'''

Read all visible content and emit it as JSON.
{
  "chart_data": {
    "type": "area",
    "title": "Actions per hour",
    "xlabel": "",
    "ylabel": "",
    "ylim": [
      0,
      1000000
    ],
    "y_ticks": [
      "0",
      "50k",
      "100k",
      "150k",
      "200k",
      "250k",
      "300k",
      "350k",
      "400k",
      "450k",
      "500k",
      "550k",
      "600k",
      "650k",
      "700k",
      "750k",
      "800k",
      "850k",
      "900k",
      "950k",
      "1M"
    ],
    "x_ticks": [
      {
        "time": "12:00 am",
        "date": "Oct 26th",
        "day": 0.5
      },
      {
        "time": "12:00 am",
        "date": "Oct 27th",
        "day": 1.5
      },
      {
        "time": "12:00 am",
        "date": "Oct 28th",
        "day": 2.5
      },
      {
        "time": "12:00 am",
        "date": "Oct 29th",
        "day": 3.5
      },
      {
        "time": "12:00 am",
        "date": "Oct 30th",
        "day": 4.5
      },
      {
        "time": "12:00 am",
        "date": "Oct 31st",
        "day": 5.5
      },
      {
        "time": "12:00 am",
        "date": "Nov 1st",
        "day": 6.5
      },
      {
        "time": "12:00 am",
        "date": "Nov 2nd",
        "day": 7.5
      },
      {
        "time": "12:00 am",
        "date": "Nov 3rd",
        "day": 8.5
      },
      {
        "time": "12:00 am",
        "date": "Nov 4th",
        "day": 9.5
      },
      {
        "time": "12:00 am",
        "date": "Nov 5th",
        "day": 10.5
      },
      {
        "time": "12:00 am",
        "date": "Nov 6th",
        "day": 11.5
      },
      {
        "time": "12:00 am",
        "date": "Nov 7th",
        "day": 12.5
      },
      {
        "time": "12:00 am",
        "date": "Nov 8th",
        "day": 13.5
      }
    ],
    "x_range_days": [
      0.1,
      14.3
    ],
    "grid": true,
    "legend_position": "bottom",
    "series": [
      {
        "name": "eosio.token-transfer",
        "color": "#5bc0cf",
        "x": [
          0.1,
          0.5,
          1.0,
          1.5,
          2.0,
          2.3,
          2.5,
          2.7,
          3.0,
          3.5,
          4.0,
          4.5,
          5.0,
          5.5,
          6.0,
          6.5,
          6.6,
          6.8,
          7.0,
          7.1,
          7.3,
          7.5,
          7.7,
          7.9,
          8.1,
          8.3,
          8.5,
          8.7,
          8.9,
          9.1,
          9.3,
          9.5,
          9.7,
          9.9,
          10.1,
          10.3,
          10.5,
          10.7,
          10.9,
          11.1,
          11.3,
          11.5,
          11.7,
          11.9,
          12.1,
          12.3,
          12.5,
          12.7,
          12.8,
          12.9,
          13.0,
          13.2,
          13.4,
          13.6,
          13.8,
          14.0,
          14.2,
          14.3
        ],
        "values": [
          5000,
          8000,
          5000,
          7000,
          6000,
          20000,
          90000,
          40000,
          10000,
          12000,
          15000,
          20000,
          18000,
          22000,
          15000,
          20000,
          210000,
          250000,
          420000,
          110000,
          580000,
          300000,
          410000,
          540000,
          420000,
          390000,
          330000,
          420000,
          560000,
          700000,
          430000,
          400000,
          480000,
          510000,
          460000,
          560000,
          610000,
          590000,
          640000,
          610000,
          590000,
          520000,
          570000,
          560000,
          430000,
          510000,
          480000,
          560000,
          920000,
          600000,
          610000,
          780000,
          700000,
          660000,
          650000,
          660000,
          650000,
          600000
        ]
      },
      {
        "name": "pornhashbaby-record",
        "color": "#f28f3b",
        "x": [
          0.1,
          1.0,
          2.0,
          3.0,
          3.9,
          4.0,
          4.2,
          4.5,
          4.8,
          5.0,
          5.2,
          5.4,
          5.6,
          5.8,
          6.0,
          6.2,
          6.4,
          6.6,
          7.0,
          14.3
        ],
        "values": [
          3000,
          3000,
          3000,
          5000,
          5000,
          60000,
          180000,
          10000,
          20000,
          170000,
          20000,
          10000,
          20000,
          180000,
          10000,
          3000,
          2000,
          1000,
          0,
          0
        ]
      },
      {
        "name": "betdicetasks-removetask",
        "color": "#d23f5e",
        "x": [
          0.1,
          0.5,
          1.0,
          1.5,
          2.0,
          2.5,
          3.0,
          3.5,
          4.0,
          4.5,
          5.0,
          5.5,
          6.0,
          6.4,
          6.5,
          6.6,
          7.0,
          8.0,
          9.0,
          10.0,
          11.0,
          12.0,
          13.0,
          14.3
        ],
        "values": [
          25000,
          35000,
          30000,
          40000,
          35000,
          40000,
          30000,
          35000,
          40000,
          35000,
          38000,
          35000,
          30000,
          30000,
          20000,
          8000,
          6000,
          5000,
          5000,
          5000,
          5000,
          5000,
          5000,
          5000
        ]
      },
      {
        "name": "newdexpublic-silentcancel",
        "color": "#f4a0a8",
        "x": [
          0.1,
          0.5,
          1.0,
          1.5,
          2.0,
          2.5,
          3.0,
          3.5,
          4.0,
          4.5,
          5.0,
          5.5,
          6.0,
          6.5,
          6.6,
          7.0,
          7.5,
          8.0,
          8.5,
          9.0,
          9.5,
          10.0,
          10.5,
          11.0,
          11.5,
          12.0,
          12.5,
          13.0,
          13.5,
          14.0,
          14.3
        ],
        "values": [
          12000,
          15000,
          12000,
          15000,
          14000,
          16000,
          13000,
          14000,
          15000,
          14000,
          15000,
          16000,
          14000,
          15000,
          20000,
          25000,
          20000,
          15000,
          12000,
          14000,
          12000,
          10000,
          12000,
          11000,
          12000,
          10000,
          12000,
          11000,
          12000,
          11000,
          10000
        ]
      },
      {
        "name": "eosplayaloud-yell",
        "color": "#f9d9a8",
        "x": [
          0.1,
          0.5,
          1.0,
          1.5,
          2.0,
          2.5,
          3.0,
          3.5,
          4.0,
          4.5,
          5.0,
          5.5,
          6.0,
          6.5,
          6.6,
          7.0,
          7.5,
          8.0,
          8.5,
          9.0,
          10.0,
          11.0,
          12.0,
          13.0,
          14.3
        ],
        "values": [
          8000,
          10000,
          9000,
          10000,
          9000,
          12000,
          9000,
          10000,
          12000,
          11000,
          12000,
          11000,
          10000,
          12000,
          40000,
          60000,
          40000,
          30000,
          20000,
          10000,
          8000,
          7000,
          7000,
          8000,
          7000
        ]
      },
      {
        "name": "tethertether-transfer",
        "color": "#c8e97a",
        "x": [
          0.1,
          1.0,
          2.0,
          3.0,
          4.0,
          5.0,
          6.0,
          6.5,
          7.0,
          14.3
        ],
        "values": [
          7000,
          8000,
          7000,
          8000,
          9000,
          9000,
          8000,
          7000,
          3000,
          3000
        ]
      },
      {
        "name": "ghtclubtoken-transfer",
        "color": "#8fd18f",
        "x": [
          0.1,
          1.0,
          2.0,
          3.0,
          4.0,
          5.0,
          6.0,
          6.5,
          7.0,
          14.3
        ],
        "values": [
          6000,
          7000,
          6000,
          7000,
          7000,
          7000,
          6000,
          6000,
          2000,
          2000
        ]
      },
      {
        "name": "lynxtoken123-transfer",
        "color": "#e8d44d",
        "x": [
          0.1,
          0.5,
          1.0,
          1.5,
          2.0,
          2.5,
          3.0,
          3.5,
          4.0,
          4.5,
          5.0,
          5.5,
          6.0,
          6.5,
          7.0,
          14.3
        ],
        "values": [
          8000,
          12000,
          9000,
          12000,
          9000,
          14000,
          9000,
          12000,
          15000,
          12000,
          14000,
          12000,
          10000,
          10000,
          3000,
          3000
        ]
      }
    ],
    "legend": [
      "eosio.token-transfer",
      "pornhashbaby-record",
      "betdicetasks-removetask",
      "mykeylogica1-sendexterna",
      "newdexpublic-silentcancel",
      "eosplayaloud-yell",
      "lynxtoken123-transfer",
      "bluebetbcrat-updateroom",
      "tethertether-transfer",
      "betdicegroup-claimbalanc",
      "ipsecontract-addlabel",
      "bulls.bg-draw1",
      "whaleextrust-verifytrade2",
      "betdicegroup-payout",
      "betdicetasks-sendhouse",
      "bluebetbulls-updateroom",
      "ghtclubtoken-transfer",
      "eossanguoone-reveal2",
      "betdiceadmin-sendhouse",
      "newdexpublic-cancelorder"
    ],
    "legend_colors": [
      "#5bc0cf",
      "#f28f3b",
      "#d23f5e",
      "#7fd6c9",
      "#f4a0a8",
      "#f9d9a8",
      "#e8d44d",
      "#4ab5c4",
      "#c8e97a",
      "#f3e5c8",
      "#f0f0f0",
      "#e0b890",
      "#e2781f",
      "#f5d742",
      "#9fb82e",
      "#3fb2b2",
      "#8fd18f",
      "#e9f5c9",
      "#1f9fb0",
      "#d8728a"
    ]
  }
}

'''

**Task to carry out**
Find all the lines containing "betdicetasks" in the material, then copy them.

**Written solution**
        "name": "betdicetasks-removetask",
      "betdicetasks-removetask",
      "betdicetasks-sendhouse",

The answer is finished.